Count the lines below that contain "ylabel". Give only the number.

**Data listing**
begin

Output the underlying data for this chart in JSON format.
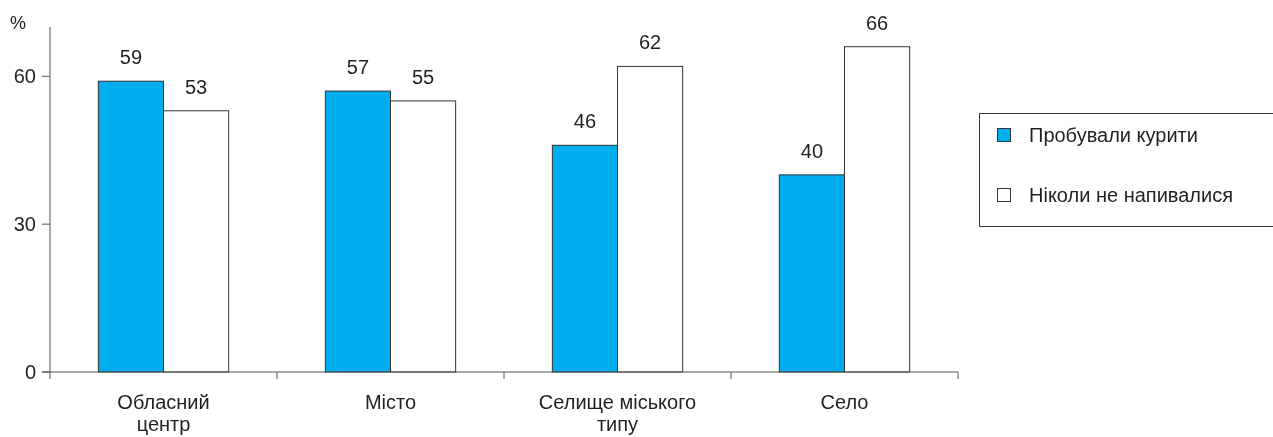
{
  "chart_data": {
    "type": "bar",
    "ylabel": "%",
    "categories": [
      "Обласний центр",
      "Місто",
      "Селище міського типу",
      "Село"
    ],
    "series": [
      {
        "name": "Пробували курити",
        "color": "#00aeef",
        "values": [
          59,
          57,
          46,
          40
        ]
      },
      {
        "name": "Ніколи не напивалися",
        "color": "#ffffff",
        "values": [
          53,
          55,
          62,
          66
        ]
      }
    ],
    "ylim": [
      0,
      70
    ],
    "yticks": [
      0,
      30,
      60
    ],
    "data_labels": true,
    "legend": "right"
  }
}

end
begin

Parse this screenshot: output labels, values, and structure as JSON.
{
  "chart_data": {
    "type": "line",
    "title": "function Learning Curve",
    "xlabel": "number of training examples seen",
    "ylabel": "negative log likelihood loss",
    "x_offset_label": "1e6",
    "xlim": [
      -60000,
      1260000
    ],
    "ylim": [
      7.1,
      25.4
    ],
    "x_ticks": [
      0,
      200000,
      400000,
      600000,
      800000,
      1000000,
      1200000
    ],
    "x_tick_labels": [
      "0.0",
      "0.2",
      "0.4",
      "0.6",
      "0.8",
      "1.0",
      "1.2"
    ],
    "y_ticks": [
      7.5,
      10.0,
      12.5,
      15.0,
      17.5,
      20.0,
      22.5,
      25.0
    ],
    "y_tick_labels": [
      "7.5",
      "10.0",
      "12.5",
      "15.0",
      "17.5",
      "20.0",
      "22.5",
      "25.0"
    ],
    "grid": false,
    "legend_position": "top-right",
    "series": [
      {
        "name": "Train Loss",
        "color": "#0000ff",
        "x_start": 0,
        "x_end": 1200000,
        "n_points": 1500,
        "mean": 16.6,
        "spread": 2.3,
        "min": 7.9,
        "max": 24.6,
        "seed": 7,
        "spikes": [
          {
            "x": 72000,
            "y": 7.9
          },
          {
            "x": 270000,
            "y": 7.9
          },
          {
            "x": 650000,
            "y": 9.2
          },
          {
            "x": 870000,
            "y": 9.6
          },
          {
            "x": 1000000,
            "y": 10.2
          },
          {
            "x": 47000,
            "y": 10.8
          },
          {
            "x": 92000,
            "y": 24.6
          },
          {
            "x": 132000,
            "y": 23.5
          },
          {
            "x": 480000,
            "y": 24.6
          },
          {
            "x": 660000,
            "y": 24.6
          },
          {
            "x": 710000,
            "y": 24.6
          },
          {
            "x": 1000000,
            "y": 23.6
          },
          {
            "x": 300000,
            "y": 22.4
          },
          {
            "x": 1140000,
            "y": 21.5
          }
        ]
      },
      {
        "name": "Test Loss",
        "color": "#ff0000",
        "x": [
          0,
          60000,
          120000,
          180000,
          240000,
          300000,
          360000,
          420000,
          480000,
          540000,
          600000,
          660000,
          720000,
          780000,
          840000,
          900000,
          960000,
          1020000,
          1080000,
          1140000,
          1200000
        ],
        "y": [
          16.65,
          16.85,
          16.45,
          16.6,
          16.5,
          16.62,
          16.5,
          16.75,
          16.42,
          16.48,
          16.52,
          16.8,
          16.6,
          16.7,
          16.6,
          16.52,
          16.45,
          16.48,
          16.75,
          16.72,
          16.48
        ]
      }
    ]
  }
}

end
begin

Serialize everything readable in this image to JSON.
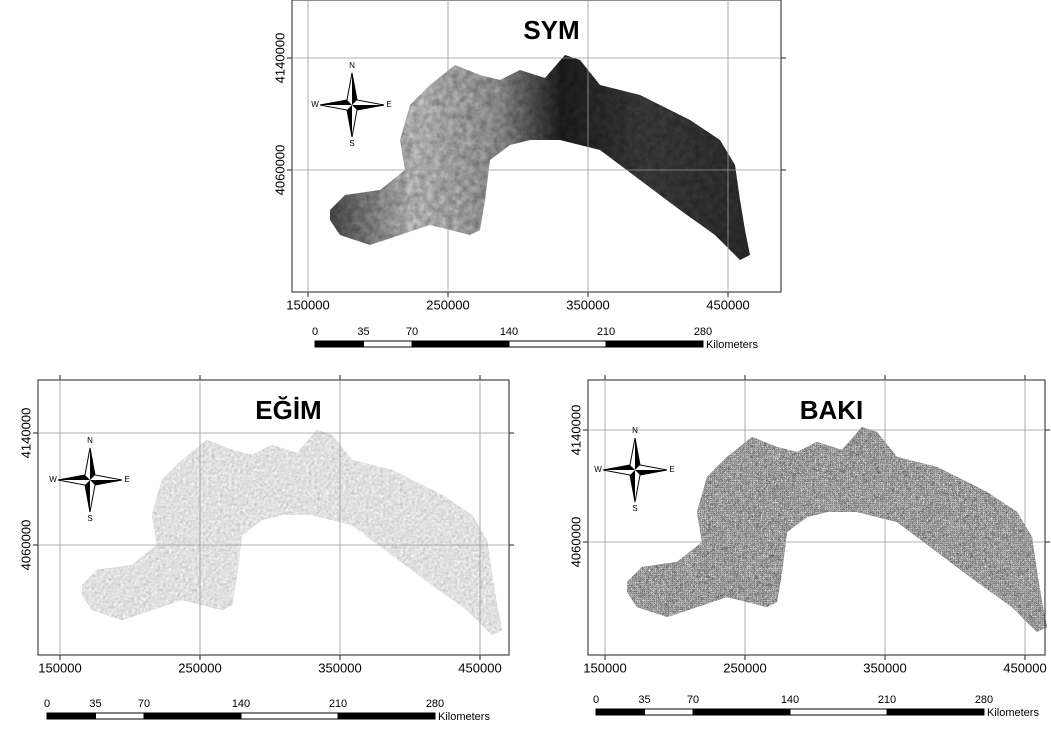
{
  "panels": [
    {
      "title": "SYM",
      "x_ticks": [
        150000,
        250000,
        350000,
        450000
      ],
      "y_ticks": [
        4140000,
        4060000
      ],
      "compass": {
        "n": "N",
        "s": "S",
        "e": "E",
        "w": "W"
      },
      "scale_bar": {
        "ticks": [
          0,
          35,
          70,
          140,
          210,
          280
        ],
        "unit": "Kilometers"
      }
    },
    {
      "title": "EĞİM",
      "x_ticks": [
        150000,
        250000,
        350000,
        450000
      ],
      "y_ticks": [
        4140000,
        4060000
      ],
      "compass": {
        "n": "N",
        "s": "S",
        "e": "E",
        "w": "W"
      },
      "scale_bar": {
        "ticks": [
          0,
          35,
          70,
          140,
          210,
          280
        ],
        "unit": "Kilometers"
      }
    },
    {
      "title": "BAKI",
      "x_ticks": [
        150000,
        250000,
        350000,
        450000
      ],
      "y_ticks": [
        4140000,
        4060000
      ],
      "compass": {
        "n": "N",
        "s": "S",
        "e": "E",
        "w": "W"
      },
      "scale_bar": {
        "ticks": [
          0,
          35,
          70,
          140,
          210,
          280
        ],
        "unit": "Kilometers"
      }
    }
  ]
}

end

**Output**
2